--- Begin Material for this exercise ---

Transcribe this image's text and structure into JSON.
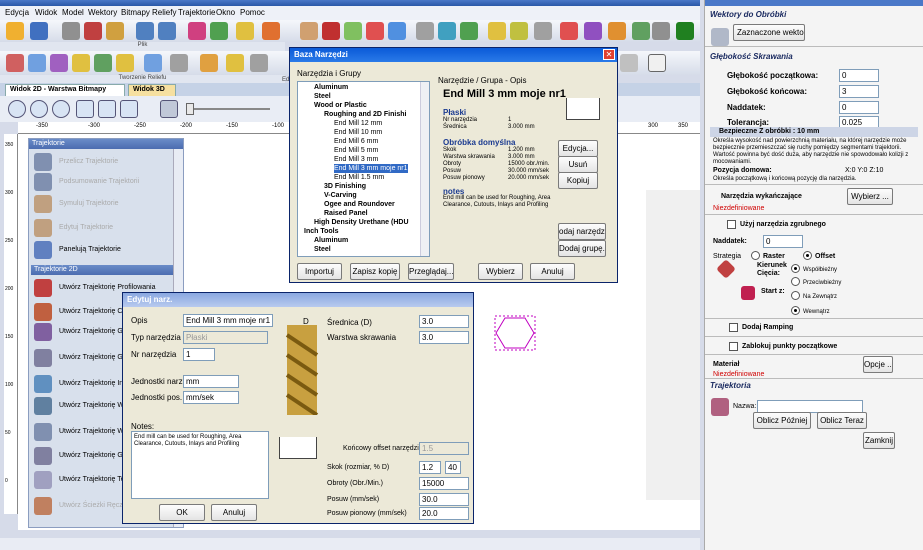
{
  "menu": [
    "Edycja",
    "Widok",
    "Model",
    "Wektory",
    "Bitmapy",
    "Reliefy",
    "Trajektorie",
    "Okno",
    "Pomoc"
  ],
  "toolbar": {
    "group1_caption": "Plik",
    "group2_caption": "Tworzenie Reliefu",
    "group3_caption": "Edy"
  },
  "tabs": [
    "Widok 2D - Warstwa Bitmapy",
    "Widok 3D"
  ],
  "ruler_ticks": [
    "-350",
    "-300",
    "-250",
    "-200",
    "-150",
    "-100",
    "300",
    "350"
  ],
  "vruler_ticks": [
    "350",
    "300",
    "250",
    "200",
    "150",
    "100",
    "50",
    "0"
  ],
  "left_panel": {
    "header": "Trajektorie",
    "items_top": [
      "Przelicz Trajektorie",
      "Podsumowanie Trajektorii",
      "Symuluj Trajektorie",
      "Edytuj Trajektorie",
      "Panelują Trajektorie"
    ],
    "section": "Trajektorie 2D",
    "items": [
      "Utwórz Trajektorię Profilowania",
      "Utwórz Trajektorię Czyszcz",
      "Utwórz Trajektorię Grawer",
      "Utwórz Trajektorię Grawer",
      "Utwórz Trajektorię Inteligen",
      "Utwórz Trajektorię Wiercen",
      "Utwórz Trajektorię Wsadu",
      "Utwórz Trajektorię Graver",
      "Utwórz Trajektorię Teks",
      "Utwórz Ścieżki Ręcznie"
    ]
  },
  "baza": {
    "title": "Baza Narzędzi",
    "tree_label": "Narzędzia i Grupy",
    "tree": [
      {
        "t": "Aluminum",
        "lvl": 1,
        "bold": true
      },
      {
        "t": "Steel",
        "lvl": 1,
        "bold": true
      },
      {
        "t": "Wood or Plastic",
        "lvl": 1,
        "bold": true
      },
      {
        "t": "Roughing and 2D Finishi",
        "lvl": 2,
        "bold": true
      },
      {
        "t": "End Mill 12 mm",
        "lvl": 3
      },
      {
        "t": "End Mill 10 mm",
        "lvl": 3
      },
      {
        "t": "End Mill 6 mm",
        "lvl": 3
      },
      {
        "t": "End Mill 5 mm",
        "lvl": 3
      },
      {
        "t": "End Mill 3 mm",
        "lvl": 3
      },
      {
        "t": "End Mill 3 mm moje nr1",
        "lvl": 3
      },
      {
        "t": "End Mill 1.5 mm",
        "lvl": 3
      },
      {
        "t": "3D Finishing",
        "lvl": 2,
        "bold": true
      },
      {
        "t": "V-Carving",
        "lvl": 2,
        "bold": true
      },
      {
        "t": "Ogee and Roundover",
        "lvl": 2,
        "bold": true
      },
      {
        "t": "Raised Panel",
        "lvl": 2,
        "bold": true
      },
      {
        "t": "High Density Urethane (HDU",
        "lvl": 1,
        "bold": true
      },
      {
        "t": "Inch Tools",
        "lvl": 0,
        "bold": true
      },
      {
        "t": "Aluminum",
        "lvl": 1,
        "bold": true
      },
      {
        "t": "Steel",
        "lvl": 1,
        "bold": true
      }
    ],
    "info_label": "Narzędzie / Grupa - Opis",
    "tool_name": "End Mill 3 mm moje nr1",
    "flat_title": "Płaski",
    "flat_rows": [
      [
        "Nr narzędzia",
        "1"
      ],
      [
        "Średnica",
        "3.000 mm"
      ]
    ],
    "proc_title": "Obróbka domyślna",
    "proc_rows": [
      [
        "Skok",
        "1.200 mm"
      ],
      [
        "Warstwa skrawania",
        "3.000 mm"
      ],
      [
        "Obroty",
        "15000 obr./min."
      ],
      [
        "Posuw",
        "30.000 mm/sek"
      ],
      [
        "Posuw pionowy",
        "20.000 mm/sek"
      ]
    ],
    "notes_title": "notes",
    "notes_text": "End mill can be used for Roughing, Area Clearance, Cutouts, Inlays and Profiling",
    "btn_edit": "Edycja...",
    "btn_del": "Usuń",
    "btn_copy": "Kopiuj",
    "btn_addtool": "odaj narzędzie",
    "btn_addgroup": "Dodaj grupę...",
    "btn_import": "Importuj",
    "btn_save": "Zapisz kopię",
    "btn_browse": "Przeglądaj...",
    "btn_select": "Wybierz",
    "btn_cancel": "Anuluj"
  },
  "edyt": {
    "title": "Edytuj narz.",
    "opis_label": "Opis",
    "opis_value": "End Mill 3 mm moje nr1",
    "typ_label": "Typ narzędzia",
    "typ_value": "Płaski",
    "nr_label": "Nr narzędzia",
    "nr_value": "1",
    "jn_label": "Jednostki narz.",
    "jn_value": "mm",
    "jp_label": "Jednostki pos.",
    "jp_value": "mm/sek",
    "notes_label": "Notes:",
    "notes_value": "End mill can be used for Roughing, Area Clearance, Cutouts, Inlays and Profiling",
    "d_label": "D",
    "sred_label": "Średnica (D)",
    "sred_value": "3.0",
    "warstwa_label": "Warstwa skrawania",
    "warstwa_value": "3.0",
    "offset_label": "Końcowy offset narzędzia",
    "offset_value": "1.5",
    "skok_label": "Skok (rozmiar, % D)",
    "skok_value": "1.2",
    "skok_pct": "40",
    "obroty_label": "Obroty (Obr./Min.)",
    "obroty_value": "15000",
    "posuw_label": "Posuw (mm/sek)",
    "posuw_value": "30.0",
    "posuwp_label": "Posuw pionowy (mm/sek)",
    "posuwp_value": "20.0",
    "btn_ok": "OK",
    "btn_cancel": "Anuluj"
  },
  "right": {
    "sec1": "Wektory do Obróbki",
    "vec_select": "Zaznaczone wektory",
    "sec2": "Głębokość Skrawania",
    "gp_label": "Głębokość początkowa:",
    "gp_value": "0",
    "gk_label": "Głębokość końcowa:",
    "gk_value": "3",
    "nad_label": "Naddatek:",
    "nad_value": "0",
    "tol_label": "Tolerancja:",
    "tol_value": "0.025",
    "bez_label": "Bezpieczne Z obróbki : 10 mm",
    "bez_desc": "Określa wysokość nad powierzchnią materiału, na której narzędzie może bezpiecznie przemieszczać się ruchy pomiędzy segmentami trajektorii. Wartość powinna być dość duża, aby narzędzie nie spowodowało kolizji z mocowaniami.",
    "poz_label": "Pozycja domowa:",
    "poz_value": "X:0 Y:0 Z:10",
    "poz_desc": "Określa początkową i końcową pozycję dla narzędzia.",
    "nw_label": "Narzędzia wykańczające",
    "nw_btn": "Wybierz ...",
    "nw_status": "Niezdefiniowane",
    "uzyj_label": "Użyj narzędzia zgrubnego",
    "nadd_label": "Naddatek:",
    "nadd_value": "0",
    "strat_label": "Strategia",
    "raster": "Raster",
    "offset": "Offset",
    "kier_label": "Kierunek Cięcia:",
    "wsp": "Współbieżny",
    "przec": "Przeciwbieżny",
    "start_label": "Start z:",
    "nazew": "Na Zewnątrz",
    "wewn": "Wewnątrz",
    "ramp_label": "Dodaj Ramping",
    "zablokuj_label": "Zablokuj punkty początkowe",
    "mat_label": "Materiał",
    "mat_btn": "Opcje ...",
    "mat_status": "Niezdefiniowane",
    "sec3": "Trajektoria",
    "nazwa_label": "Nazwa:",
    "nazwa_value": "",
    "btn_later": "Oblicz Później",
    "btn_now": "Oblicz Teraz",
    "btn_close": "Zamknij"
  }
}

--- End Material for this exercise ---

Write out every line of the data that holds the word "Area".

    "notes_text": "End mill can be used for Roughing, Area Clearance, Cutouts, Inlays and Profiling",
    "notes_value": "End mill can be used for Roughing, Area Clearance, Cutouts, Inlays and Profiling",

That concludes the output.